> Problem to work on
Go through the entries and transcribe each one exactly, dropping the pictures.

> Data items

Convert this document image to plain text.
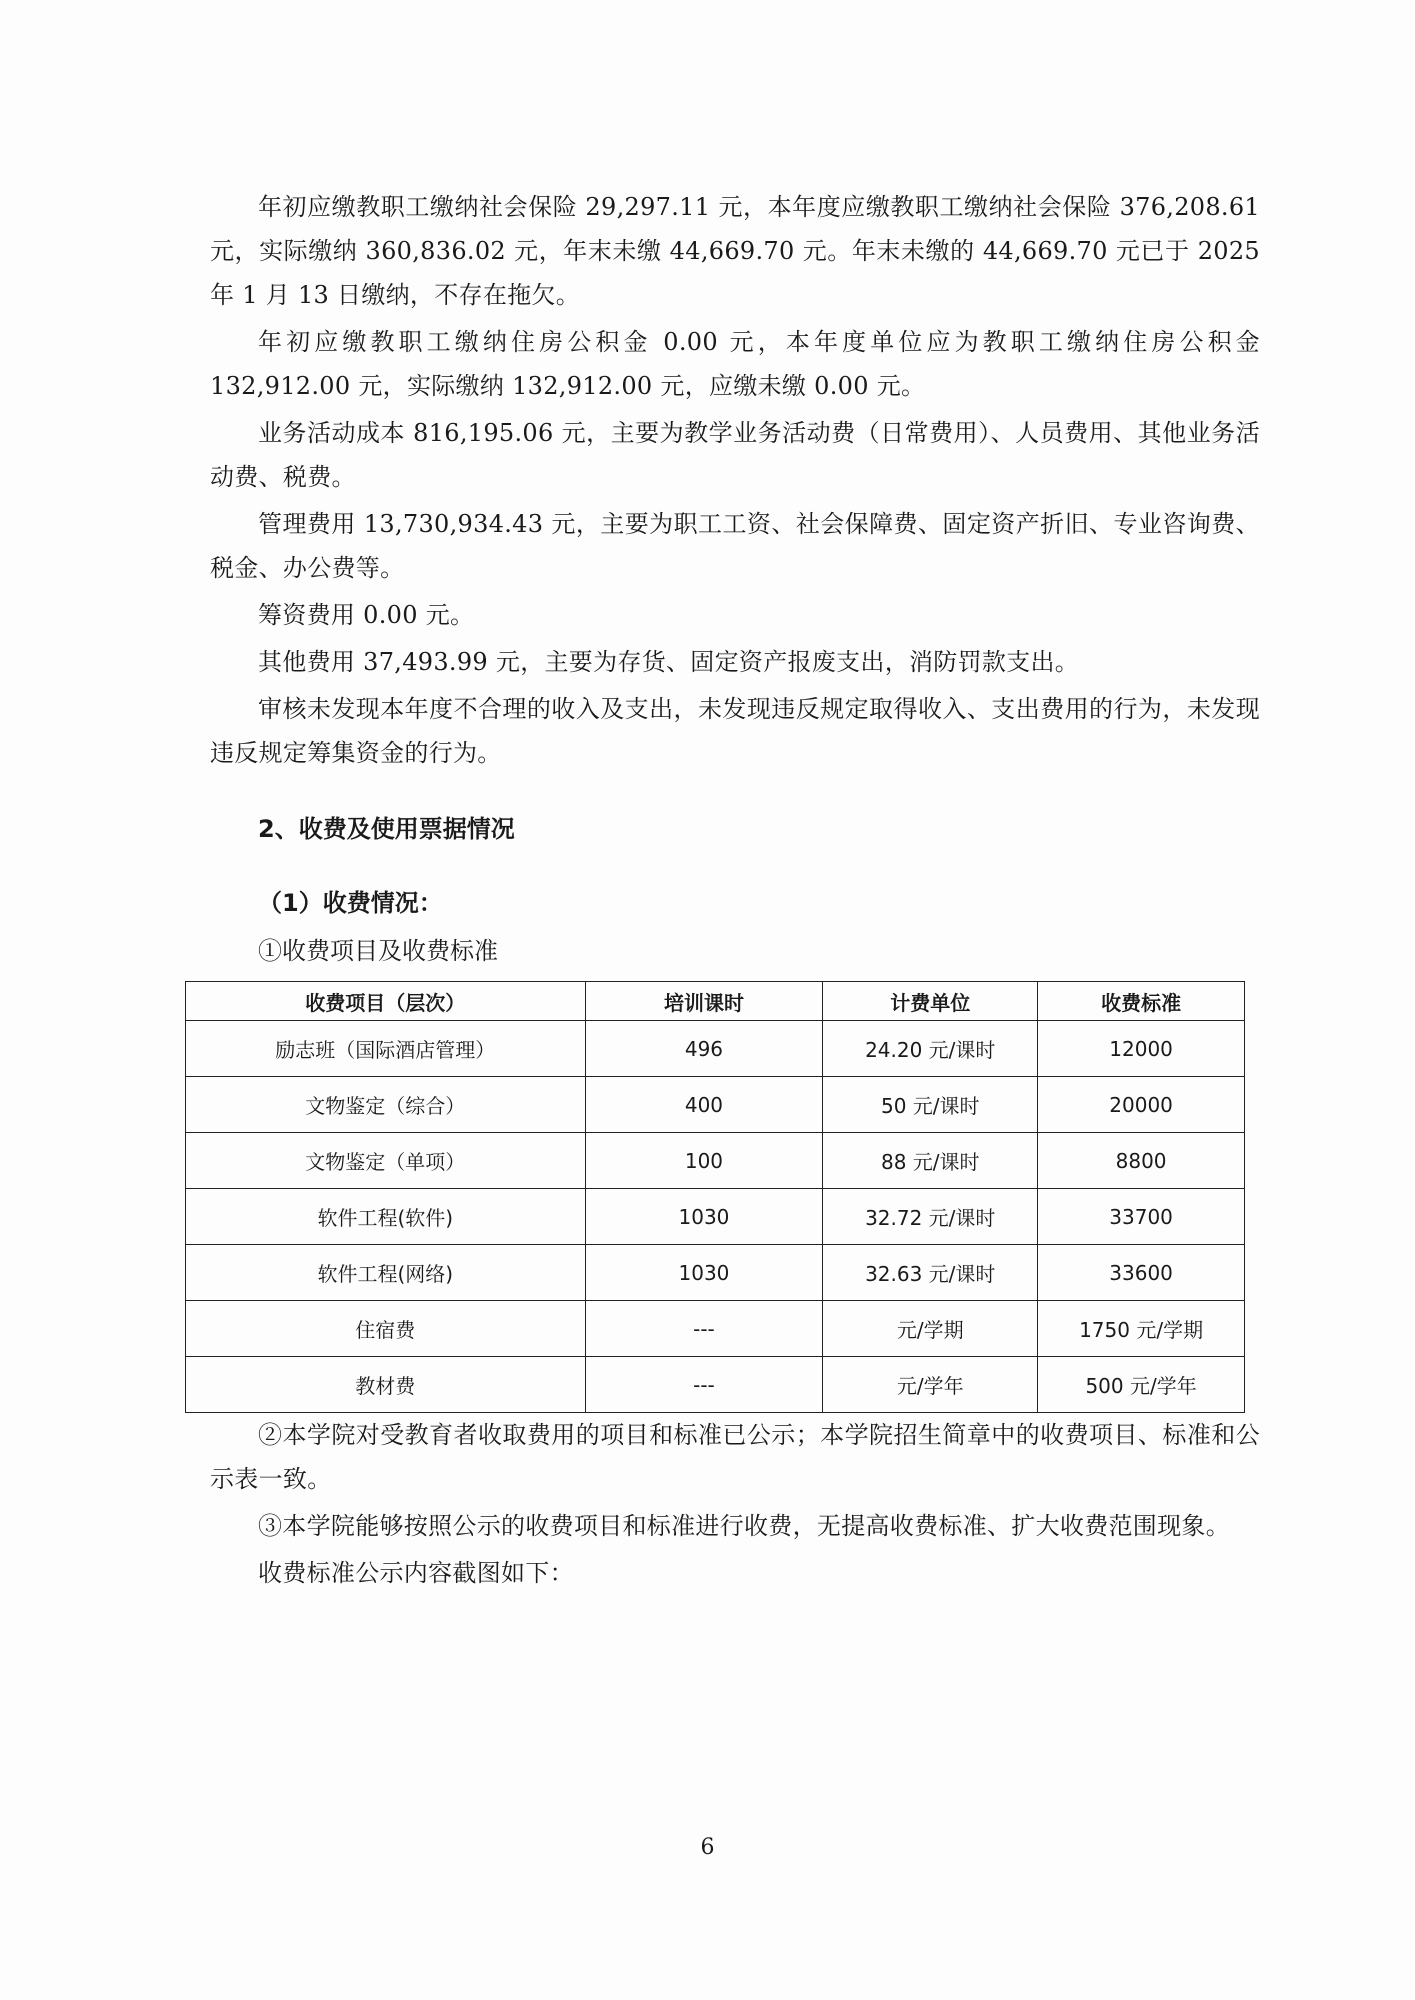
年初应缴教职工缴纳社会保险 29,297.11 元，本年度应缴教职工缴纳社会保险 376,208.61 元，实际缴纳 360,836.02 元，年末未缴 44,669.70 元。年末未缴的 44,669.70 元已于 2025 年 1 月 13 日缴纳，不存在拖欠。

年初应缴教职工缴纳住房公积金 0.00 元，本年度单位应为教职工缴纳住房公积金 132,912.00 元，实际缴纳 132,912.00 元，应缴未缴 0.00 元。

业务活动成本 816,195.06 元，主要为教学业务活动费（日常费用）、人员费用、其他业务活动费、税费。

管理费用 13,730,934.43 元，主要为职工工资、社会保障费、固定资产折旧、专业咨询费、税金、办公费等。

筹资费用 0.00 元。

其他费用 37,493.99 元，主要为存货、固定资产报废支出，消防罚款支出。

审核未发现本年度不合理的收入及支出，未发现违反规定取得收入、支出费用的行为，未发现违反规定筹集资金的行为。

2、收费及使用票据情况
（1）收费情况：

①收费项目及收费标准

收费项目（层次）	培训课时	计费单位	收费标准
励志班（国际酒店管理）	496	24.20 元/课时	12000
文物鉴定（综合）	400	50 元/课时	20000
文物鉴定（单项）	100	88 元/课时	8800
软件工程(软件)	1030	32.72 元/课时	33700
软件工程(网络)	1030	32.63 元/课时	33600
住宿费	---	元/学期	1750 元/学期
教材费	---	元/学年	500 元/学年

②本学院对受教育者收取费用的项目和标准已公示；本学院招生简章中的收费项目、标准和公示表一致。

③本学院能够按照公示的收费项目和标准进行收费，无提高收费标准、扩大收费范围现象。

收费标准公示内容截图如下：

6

> Result
Convert this document image to plain text.
年初应缴教职工缴纳社会保险 29,297.11 元，本年度应缴教职工缴纳社会保险 376,208.61 元，实际缴纳 360,836.02 元，年末未缴 44,669.70 元。年末未缴的 44,669.70 元已于 2025 年 1 月 13 日缴纳，不存在拖欠。

年初应缴教职工缴纳住房公积金 0.00 元，本年度单位应为教职工缴纳住房公积金 132,912.00 元，实际缴纳 132,912.00 元，应缴未缴 0.00 元。

业务活动成本 816,195.06 元，主要为教学业务活动费（日常费用）、人员费用、其他业务活动费、税费。

管理费用 13,730,934.43 元，主要为职工工资、社会保障费、固定资产折旧、专业咨询费、税金、办公费等。

筹资费用 0.00 元。

其他费用 37,493.99 元，主要为存货、固定资产报废支出，消防罚款支出。

审核未发现本年度不合理的收入及支出，未发现违反规定取得收入、支出费用的行为，未发现违反规定筹集资金的行为。

2、收费及使用票据情况
（1）收费情况：

①收费项目及收费标准

收费项目（层次）	培训课时	计费单位	收费标准
励志班（国际酒店管理）	496	24.20 元/课时	12000
文物鉴定（综合）	400	50 元/课时	20000
文物鉴定（单项）	100	88 元/课时	8800
软件工程(软件)	1030	32.72 元/课时	33700
软件工程(网络)	1030	32.63 元/课时	33600
住宿费	---	元/学期	1750 元/学期
教材费	---	元/学年	500 元/学年

②本学院对受教育者收取费用的项目和标准已公示；本学院招生简章中的收费项目、标准和公示表一致。

③本学院能够按照公示的收费项目和标准进行收费，无提高收费标准、扩大收费范围现象。

收费标准公示内容截图如下：

6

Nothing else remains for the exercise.